Extract every line that contains the word "Радищевскій".

**Records**
____
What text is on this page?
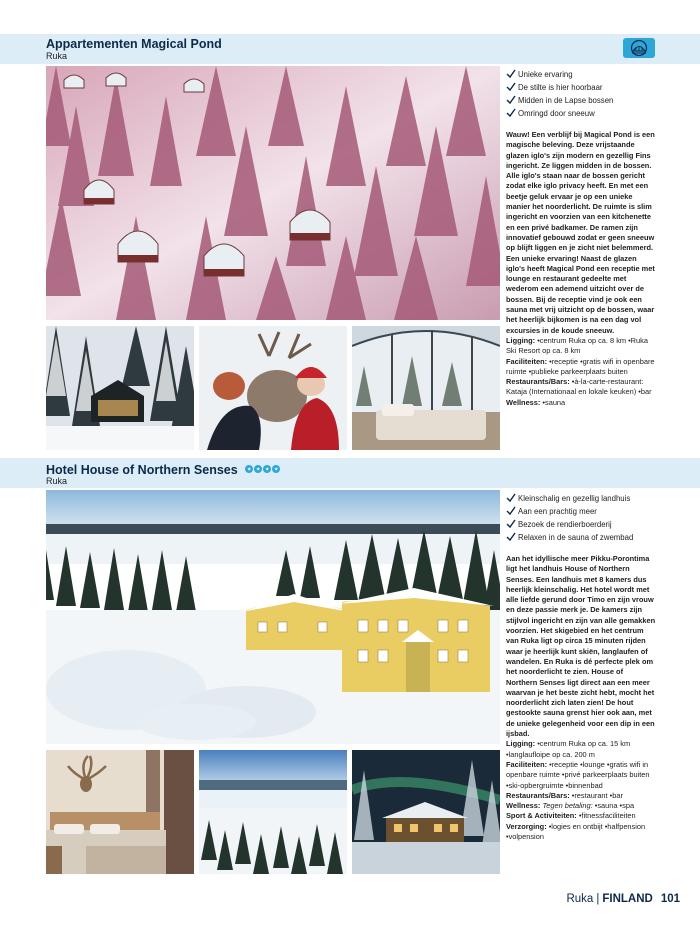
Appartementen Magical Pond
Ruka
Unieke ervaring
De stilte is hier hoorbaar
Midden in de Lapse bossen
Omringd door sneeuw

Wauw! Een verblijf bij Magical Pond is een magische beleving. Deze vrijstaande glazen iglo's zijn modern en gezellig Fins ingericht. Ze liggen midden in de bossen. Alle iglo's staan naar de bossen gericht zodat elke iglo privacy heeft. En met een beetje geluk ervaar je op een unieke manier het noorderlicht. De ruimte is slim ingericht en voorzien van een kitchenette en een privé badkamer. De ramen zijn innovatief gebouwd zodat er geen sneeuw op blijft liggen en je zicht niet belemmerd. Een unieke ervaring! Naast de glazen iglo's heeft Magical Pond een receptie met lounge en restaurant gedeelte met wederom een ademend uitzicht over de bossen. Bij de receptie vind je ook een sauna met vrij uitzicht op de bossen, waar het heerlijk bijkomen is na een dag vol excursies in de koude sneeuw.

Ligging: •centrum Ruka op ca. 8 km •Ruka Ski Resort op ca. 8 km
Faciliteiten: •receptie •gratis wifi in openbare ruimte •publieke parkeerplaats buiten Restaurants/Bars: •à-la-carte-restaurant: Kataja (Internationaal en lokale keuken) •bar Wellness: •sauna

Hotel House of Northern Senses
Ruka
Kleinschalig en gezellig landhuis
Aan een prachtig meer
Bezoek de rendierboerderij
Relaxen in de sauna of zwembad

Aan het idyllische meer Pikku-Porontima ligt het landhuis House of Northern Senses. Een landhuis met 8 kamers dus heerlijk kleinschalig. Het hotel wordt met alle liefde gerund door Timo en zijn vrouw en deze passie merk je. De kamers zijn stijlvol ingericht en zijn van alle gemakken voorzien. Het skigebied en het centrum van Ruka ligt op circa 15 minuten rijden waar je heerlijk kunt skiën, langlaufen of wandelen. En Ruka is dé perfecte plek om het noorderlicht te zien. House of Northern Senses ligt direct aan een meer waarvan je het beste zicht hebt, mocht het noorderlicht zich laten zien! De hout gestookte sauna grenst hier ook aan, met de unieke gelegenheid voor een dip in een ijsbad.

Ligging: •centrum Ruka op ca. 15 km •langlaufloipe op ca. 200 m
Faciliteiten: •receptie •lounge •gratis wifi in openbare ruimte •privé parkeerplaats buiten •ski-opbergruimte •binnenbad
Restaurants/Bars: •restaurant •bar
Wellness: Tegen betaling: •sauna •spa
Sport & Activiteiten: •fitnessfaciliteiten
Verzorging: •logies en ontbijt •halfpension •volpension

Ruka | FINLAND 101
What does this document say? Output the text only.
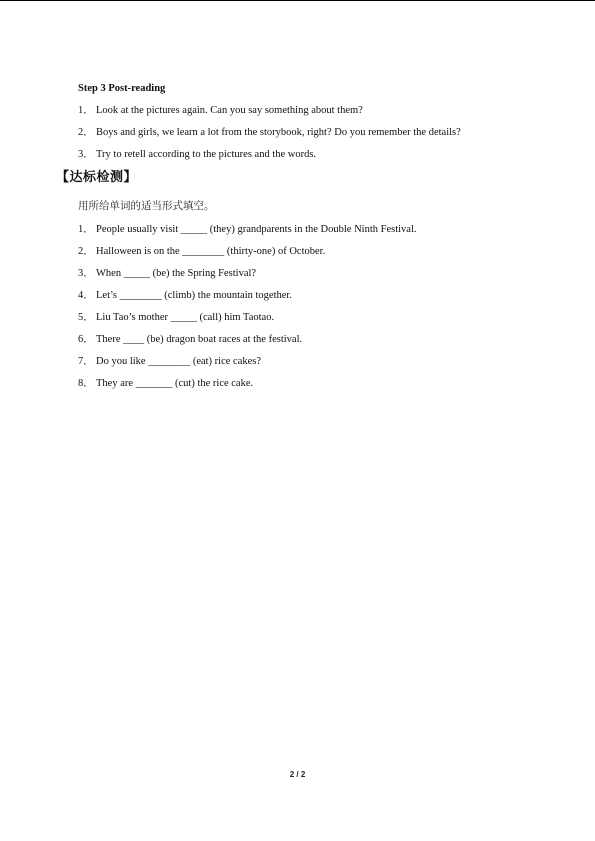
Step 3 Post-reading
1． Look at the pictures again. Can you say something about them?
2． Boys and girls, we learn a lot from the storybook, right? Do you remember the details?
3． Try to retell according to the pictures and the words.
【达标检测】
用所给单词的适当形式填空。
1． People usually visit _____ (they) grandparents in the Double Ninth Festival.
2． Halloween is on the ________ (thirty-one) of October.
3． When _____ (be) the Spring Festival?
4． Let’s ________ (climb) the mountain together.
5． Liu Tao’s mother _____ (call) him Taotao.
6． There ____ (be) dragon boat races at the festival.
7． Do you like ________ (eat) rice cakes?
8． They are _______ (cut) the rice cake.
2 / 2
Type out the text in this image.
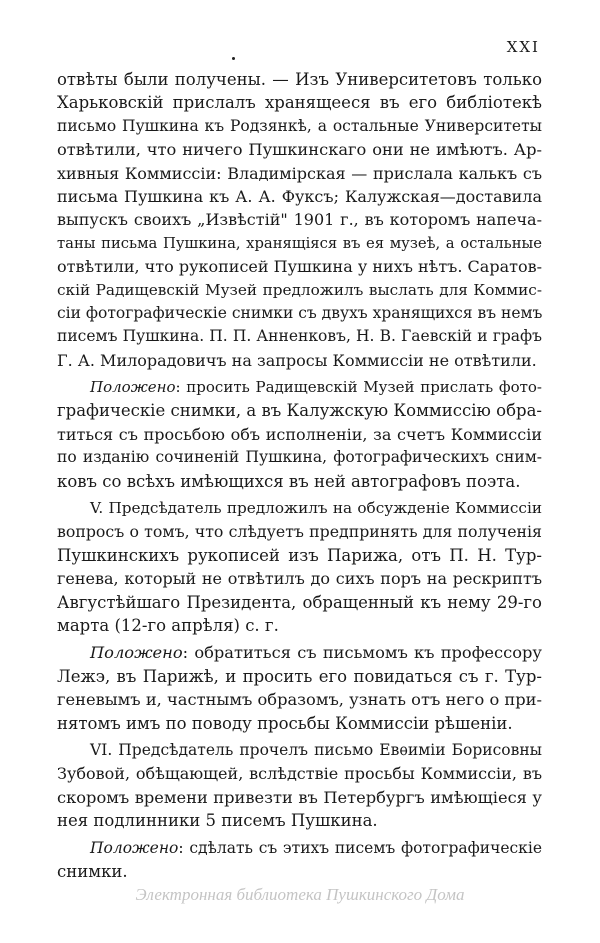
XXI
отвѣты были получены. — Изъ Университетовъ только
Харьковскій прислалъ хранящееся въ его библіотекѣ
письмо Пушкина къ Родзянкѣ, а остальные Университеты
отвѣтили, что ничего Пушкинскаго они не имѣютъ. Ар-
хивныя Коммиссіи: Владимірская — прислала калькъ съ
письма Пушкина къ А. А. Фуксъ; Калужская—доставила
выпускъ своихъ „Извѣстій" 1901 г., въ которомъ напеча-
таны письма Пушкина, хранящіяся въ ея музеѣ, а остальные
отвѣтили, что рукописей Пушкина у нихъ нѣтъ. Саратов-
скій Радищевскій Музей предложилъ выслать для Коммис-
сіи фотографическіе снимки съ двухъ хранящихся въ немъ
писемъ Пушкина. П. П. Анненковъ, Н. В. Гаевскій и графъ
Г. А. Милорадовичъ на запросы Коммиссіи не отвѣтили.
Положено: просить Радищевскій Музей прислать фото-
графическіе снимки, а въ Калужскую Коммиссію обра-
титься съ просьбою объ исполненіи, за счетъ Коммиссіи
по изданію сочиненій Пушкина, фотографическихъ сним-
ковъ со всѣхъ имѣющихся въ ней автографовъ поэта.
V. Предсѣдатель предложилъ на обсужденіе Коммиссіи
вопросъ о томъ, что слѣдуетъ предпринять для полученія
Пушкинскихъ рукописей изъ Парижа, отъ П. Н. Тур-
генева, который не отвѣтилъ до сихъ поръ на рескриптъ
Августѣйшаго Президента, обращенный къ нему 29-го
марта (12-го апрѣля) с. г.
Положено: обратиться съ письмомъ къ профессору
Лежэ, въ Парижѣ, и просить его повидаться съ г. Тур-
геневымъ и, частнымъ образомъ, узнать отъ него о при-
нятомъ имъ по поводу просьбы Коммиссіи рѣшеніи.
VI. Предсѣдатель прочелъ письмо Евѳиміи Борисовны
Зубовой, обѣщающей, вслѣдствіе просьбы Коммиссіи, въ
скоромъ времени привезти въ Петербургъ имѣющіеся у
нея подлинники 5 писемъ Пушкина.
Положено: сдѣлать съ этихъ писемъ фотографическіе
снимки.
Электронная библиотека Пушкинского Дома
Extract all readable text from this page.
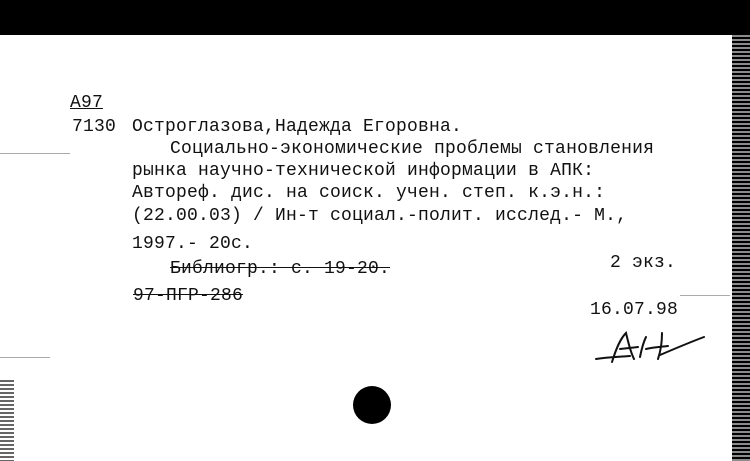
А97
7130 Остроглазова,Надежда Егоровна.
Социально-экономические проблемы становления
рынка научно-технической информации в АПК:
Автореф. дис. на соиск. учен. степ. к.э.н.:
(22.00.03) / Ин-т социал.-полит. исслед.- М.,
1997.- 20с.
Библиогр.: с. 19-20.	2 экз.
97-ПГР-286
16.07.98
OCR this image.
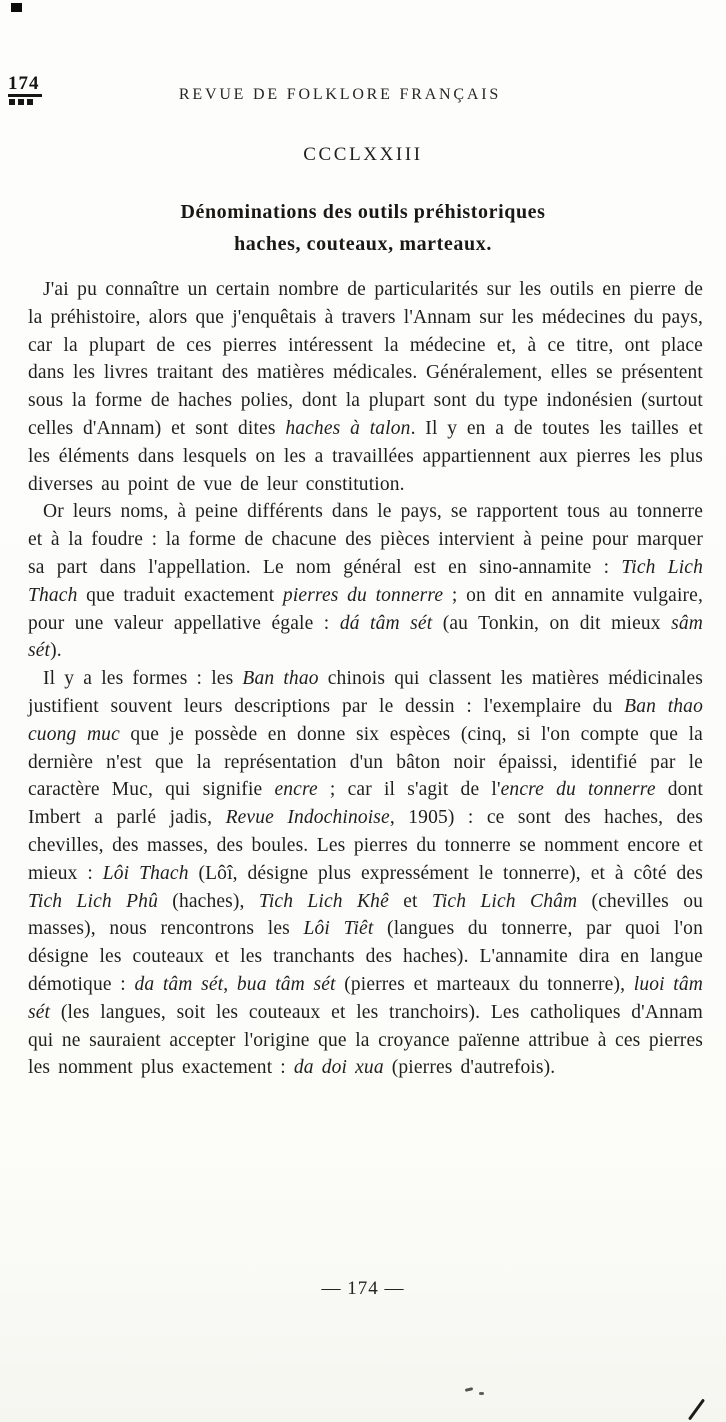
174
REVUE DE FOLKLORE FRANÇAIS
CCCLXXIII
Dénominations des outils préhistoriques
haches, couteaux, marteaux.

J'ai pu connaître un certain nombre de particularités sur les outils en pierre de la préhistoire, alors que j'enquêtais à travers l'Annam sur les médecines du pays, car la plupart de ces pierres intéressent la médecine et, à ce titre, ont place dans les livres traitant des matières médicales. Généralement, elles se présentent sous la forme de haches polies, dont la plupart sont du type indonésien (surtout celles d'Annam) et sont dites haches à talon. Il y en a de toutes les tailles et les éléments dans lesquels on les a travaillées appartiennent aux pierres les plus diverses au point de vue de leur constitution.

Or leurs noms, à peine différents dans le pays, se rapportent tous au tonnerre et à la foudre : la forme de chacune des pièces intervient à peine pour marquer sa part dans l'appellation. Le nom général est en sino-annamite : Tich Lich Thach que traduit exactement pierres du tonnerre ; on dit en annamite vulgaire, pour une valeur appellative égale : dá tâm sét (au Tonkin, on dit mieux sâm sét).

Il y a les formes : les Ban thao chinois qui classent les matières médicinales justifient souvent leurs descriptions par le dessin : l'exemplaire du Ban thao cuong muc que je possède en donne six espèces (cinq, si l'on compte que la dernière n'est que la représentation d'un bâton noir épaissi, identifié par le caractère Muc, qui signifie encre ; car il s'agit de l'encre du tonnerre dont Imbert a parlé jadis, Revue Indochinoise, 1905) : ce sont des haches, des chevilles, des masses, des boules. Les pierres du tonnerre se nomment encore et mieux : Lôi Thach (Lôî, désigne plus expressément le tonnerre), et à côté des Tich Lich Phû (haches), Tich Lich Khê et Tich Lich Châm (chevilles ou masses), nous rencontrons les Lôi Tiêt (langues du tonnerre, par quoi l'on désigne les couteaux et les tranchants des haches). L'annamite dira en langue démotique : da tâm sét, bua tâm sét (pierres et marteaux du tonnerre), luoi tâm sét (les langues, soit les couteaux et les tranchoirs). Les catholiques d'Annam qui ne sauraient accepter l'origine que la croyance païenne attribue à ces pierres les nomment plus exactement : da doi xua (pierres d'autrefois).

— 174 —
____
**The answer**
скій Радищевскій Музей предложилъ выслать для Коммис-
Положено: просить Радищевскій Музей прислать фото-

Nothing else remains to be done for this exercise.